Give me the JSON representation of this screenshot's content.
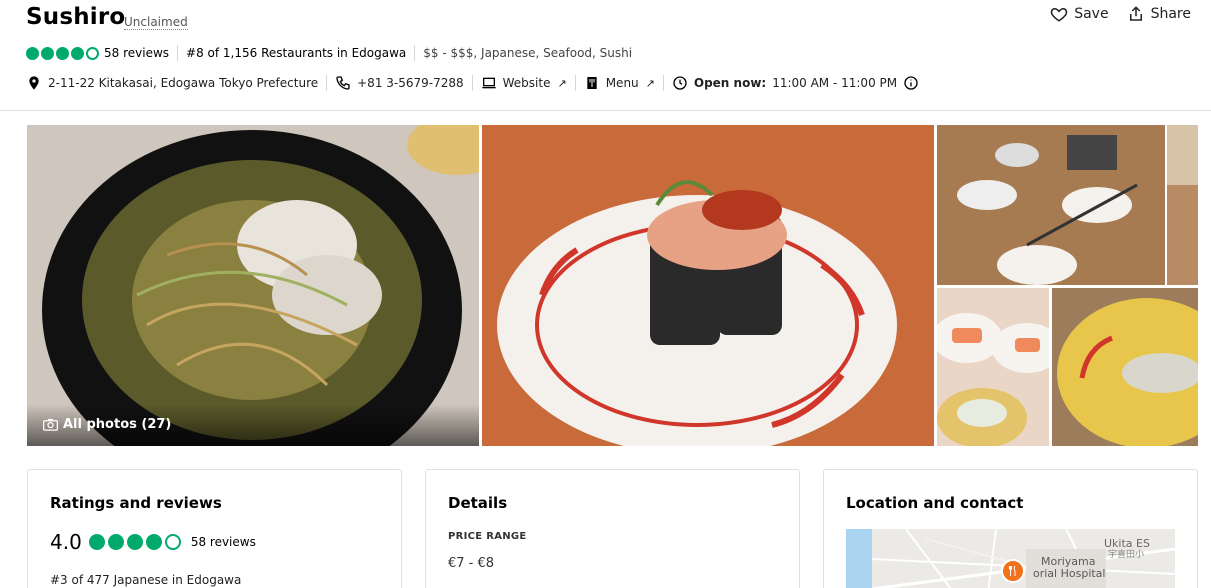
{
  "restaurant": {
    "name": "Sushiro",
    "claim_status": "Unclaimed",
    "rating_bubbles": 4,
    "reviews_count": "58 reviews",
    "ranking": "#8 of 1,156 Restaurants in Edogawa",
    "cuisines": "$$ - $$$, Japanese, Seafood, Sushi"
  },
  "contact": {
    "address": "2-11-22 Kitakasai, Edogawa Tokyo Prefecture",
    "phone": "+81 3-5679-7288",
    "website_label": "Website",
    "menu_label": "Menu",
    "open_label": "Open now:",
    "hours": "11:00 AM - 11:00 PM"
  },
  "actions": {
    "save": "Save",
    "share": "Share"
  },
  "gallery": {
    "all_photos_label": "All photos (27)"
  },
  "cards": {
    "ratings": {
      "title": "Ratings and reviews",
      "score": "4.0",
      "reviews": "58 reviews",
      "rank": "#3 of 477 Japanese in Edogawa"
    },
    "details": {
      "title": "Details",
      "price_range_label": "PRICE RANGE",
      "price_range_value": "€7 - €8"
    },
    "location": {
      "title": "Location and contact",
      "map_labels": [
        "Ukita ES",
        "宇喜田小",
        "Moriyama",
        "orial Hospital"
      ]
    }
  },
  "colors": {
    "rating_green": "#00aa6c",
    "map_pin_orange": "#f2711c"
  }
}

# Given problem
Leave every image out, and retype the material exactly.

# Full answer
Give me the JSON representation of this screenshot's content.
{
  "restaurant": {
    "name": "Sushiro",
    "claim_status": "Unclaimed",
    "rating_bubbles": 4,
    "reviews_count": "58 reviews",
    "ranking": "#8 of 1,156 Restaurants in Edogawa",
    "cuisines": "$$ - $$$, Japanese, Seafood, Sushi"
  },
  "contact": {
    "address": "2-11-22 Kitakasai, Edogawa Tokyo Prefecture",
    "phone": "+81 3-5679-7288",
    "website_label": "Website",
    "menu_label": "Menu",
    "open_label": "Open now:",
    "hours": "11:00 AM - 11:00 PM"
  },
  "actions": {
    "save": "Save",
    "share": "Share"
  },
  "gallery": {
    "all_photos_label": "All photos (27)"
  },
  "cards": {
    "ratings": {
      "title": "Ratings and reviews",
      "score": "4.0",
      "reviews": "58 reviews",
      "rank": "#3 of 477 Japanese in Edogawa"
    },
    "details": {
      "title": "Details",
      "price_range_label": "PRICE RANGE",
      "price_range_value": "€7 - €8"
    },
    "location": {
      "title": "Location and contact",
      "map_labels": [
        "Ukita ES",
        "宇喜田小",
        "Moriyama",
        "orial Hospital"
      ]
    }
  },
  "colors": {
    "rating_green": "#00aa6c",
    "map_pin_orange": "#f2711c"
  }
}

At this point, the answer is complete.